Tasks for this exercise:
(a) In the text on VEE virus infection in mice, how many mice in the TM-treated group were still alive at 120 hours PI?
(b) From the text on VEE virus infection in mice, print the passage between "Body weights in" and "at all times.", inclusive.

Text under study:
....

Body weights in TM-treated and untreated mice infected with virulent VEE virus. TM-treated (TM+) or untreated (TM-) CD-1 mice were infected with 1,000 pfu of the virulent V3000 virus (VEE+) in the footpad. Mice were sacrificed (4 per group) and weighed immediately after death at the indicated times PI. TM-treated and untreated uninfected (VEE-) mice (2 per group) were also included. The mean weights for TM+/VEE+ mice were significantly different than those in the corresponding TM-/VEE+ mice at the indicated times (∗). The mean weights of the TM+/VEE- mice were not significantly different than those of the TM-/VEE- mice at all times.

TM-treated and untreated mice had nearly identical levels of VEE virus in the blood following footpad infection with V3000 (Fig. 2). Differences in the virus levels in the brain, however, were apparent between the 2 groups (Fig. 3). The geometric mean virus titer in the brains of TM-treated mice was much higher than in untreated mice at 48 hours PI and at later time points until 120 hours PI. Only 1 of 6 untreated and 2 of 5 TM-treated mice had detectable virus titers at 24 hours PI. No mice had detectable virus before 24 hours (data not shown).

Fig. 2.

Mean serum titers of TM-treated (solid lines) and untreated (dashed lines) mice infected with 1,000 pfu of virulent VEE virus (V3000) in the footpad and sacrificed at the indicated times PI. In the TM-treated group, only 1 of 4 mice remained alive at 120 hours PI.

Fig. 3.

Mean brain titers of virulent VEE virus in TM-treated and untreated mice. TM-treated (solid lines) and untreated (dashed lines) mice were infected with 1,000 pfu of V3000 in the footpad and sacrificed at the indicated times PI. The mean brain titer of TM-treated mice was significantly greater than that of untreated mice at 48 hours (∗). Detectable brain titers were not seen before 24 hours PI. In the TM-treated group, only 1 of 4 mice remained alive at 120 hours PI.

By immunohistochemistry, VEE virus antigen was initially detectable in the brains of 3 of 4 TM-treated mice at 24 hours PI. At this time, antigen was present primarily in the olfactory bulbs and olfactory-associated regions of the brain proper, such as olfactory nuclei and the lateral olfactory tracts. By 48 hours PI, at least a few antigen-positive cells were present in all regions of the brain, although the olfactory regions and the thalamus contained the most abundant amounts of antigen. In untreated mice, virus antigen was not detectable in the brain until 48 hours PI. Virus antigen also first appeared in the olfactory structures of these mice and spread to all regions of the brain by 72 hours PI. The amounts of antigen accumulated progressively throughout the time course of the study in both TM-treated and untreated mice. At any given time point, the amount of antigen present in a particular region of the brain was demonstrably greater in TM-treated mice (Fig. 4) than in untreated mice (Fig. 5).

....

Supplied entries:
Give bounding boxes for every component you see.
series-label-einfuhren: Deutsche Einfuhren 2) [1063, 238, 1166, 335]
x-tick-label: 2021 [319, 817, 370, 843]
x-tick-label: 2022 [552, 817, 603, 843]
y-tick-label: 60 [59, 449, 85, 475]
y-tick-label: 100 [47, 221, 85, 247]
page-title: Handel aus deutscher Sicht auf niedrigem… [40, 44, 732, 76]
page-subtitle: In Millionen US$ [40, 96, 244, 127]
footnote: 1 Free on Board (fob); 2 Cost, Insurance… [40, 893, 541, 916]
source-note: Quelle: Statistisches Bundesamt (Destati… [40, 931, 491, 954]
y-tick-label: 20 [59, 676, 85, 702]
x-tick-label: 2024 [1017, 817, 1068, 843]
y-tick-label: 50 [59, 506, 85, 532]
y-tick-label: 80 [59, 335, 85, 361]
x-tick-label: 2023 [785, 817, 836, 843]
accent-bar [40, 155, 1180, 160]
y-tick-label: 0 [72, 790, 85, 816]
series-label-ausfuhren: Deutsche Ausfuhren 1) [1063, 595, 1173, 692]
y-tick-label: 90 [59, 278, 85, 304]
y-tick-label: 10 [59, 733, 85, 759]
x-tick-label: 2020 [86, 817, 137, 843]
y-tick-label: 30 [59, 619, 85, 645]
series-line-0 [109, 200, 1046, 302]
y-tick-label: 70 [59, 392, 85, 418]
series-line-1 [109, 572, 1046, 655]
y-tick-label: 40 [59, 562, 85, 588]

....

List of solutions:
(a) Only 1 of 4 mice.

(b)
Body weights in TM-treated and untreated mice infected with virulent VEE virus. TM-treated (TM+) or untreated (TM-) CD-1 mice were infected with 1,000 pfu of the virulent V3000 virus (VEE+) in the footpad. Mice were sacrificed (4 per group) and weighed immediately after death at the indicated times PI. TM-treated and untreated uninfected (VEE-) mice (2 per group) were also included. The mean weights for TM+/VEE+ mice were significantly different than those in the corresponding TM-/VEE+ mice at the indicated times (∗). The mean weights of the TM+/VEE- mice were not significantly different than those of the TM-/VEE- mice at all times.